Word for word, copy all the data and drop the pictures.

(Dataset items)
========

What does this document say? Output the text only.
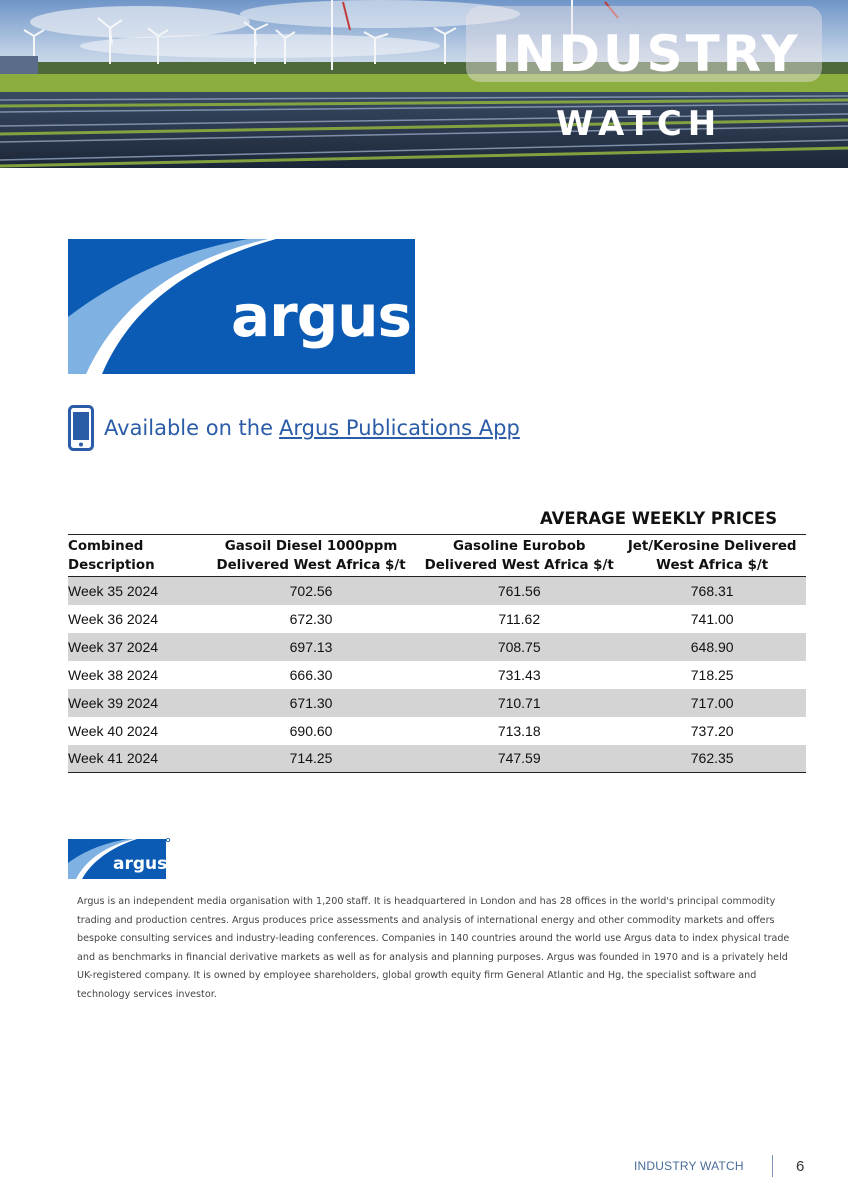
INDUSTRY
WATCH
argus
Available on the Argus Publications App
AVERAGE WEEKLY PRICES
Combined Description	Gasoil Diesel 1000ppm Delivered West Africa $/t	Gasoline Eurobob Delivered West Africa $/t	Jet/Kerosine Delivered West Africa $/t
Week 35 2024	702.56	761.56	768.31
Week 36 2024	672.30	711.62	741.00
Week 37 2024	697.13	708.75	648.90
Week 38 2024	666.30	731.43	718.25
Week 39 2024	671.30	710.71	717.00
Week 40 2024	690.60	713.18	737.20
Week 41 2024	714.25	747.59	762.35
argus

Argus is an independent media organisation with 1,200 staff. It is headquartered in London and has 28 offices in the world's principal commodity trading and production centres. Argus produces price assessments and analysis of international energy and other commodity markets and offers bespoke consulting services and industry-leading conferences. Companies in 140 countries around the world use Argus data to index physical trade and as benchmarks in financial derivative markets as well as for analysis and planning purposes. Argus was founded in 1970 and is a privately held UK-registered company. It is owned by employee shareholders, global growth equity firm General Atlantic and Hg, the specialist software and technology services investor.

INDUSTRY WATCH	6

========

**Result for this task:**
What does this document say? Output the text only.
INDUSTRY
WATCH
argus
Available on the Argus Publications App
AVERAGE WEEKLY PRICES
Combined Description	Gasoil Diesel 1000ppm Delivered West Africa $/t	Gasoline Eurobob Delivered West Africa $/t	Jet/Kerosine Delivered West Africa $/t
Week 35 2024	702.56	761.56	768.31
Week 36 2024	672.30	711.62	741.00
Week 37 2024	697.13	708.75	648.90
Week 38 2024	666.30	731.43	718.25
Week 39 2024	671.30	710.71	717.00
Week 40 2024	690.60	713.18	737.20
Week 41 2024	714.25	747.59	762.35
argus

Argus is an independent media organisation with 1,200 staff. It is headquartered in London and has 28 offices in the world's principal commodity trading and production centres. Argus produces price assessments and analysis of international energy and other commodity markets and offers bespoke consulting services and industry-leading conferences. Companies in 140 countries around the world use Argus data to index physical trade and as benchmarks in financial derivative markets as well as for analysis and planning purposes. Argus was founded in 1970 and is a privately held UK-registered company. It is owned by employee shareholders, global growth equity firm General Atlantic and Hg, the specialist software and technology services investor.

INDUSTRY WATCH	6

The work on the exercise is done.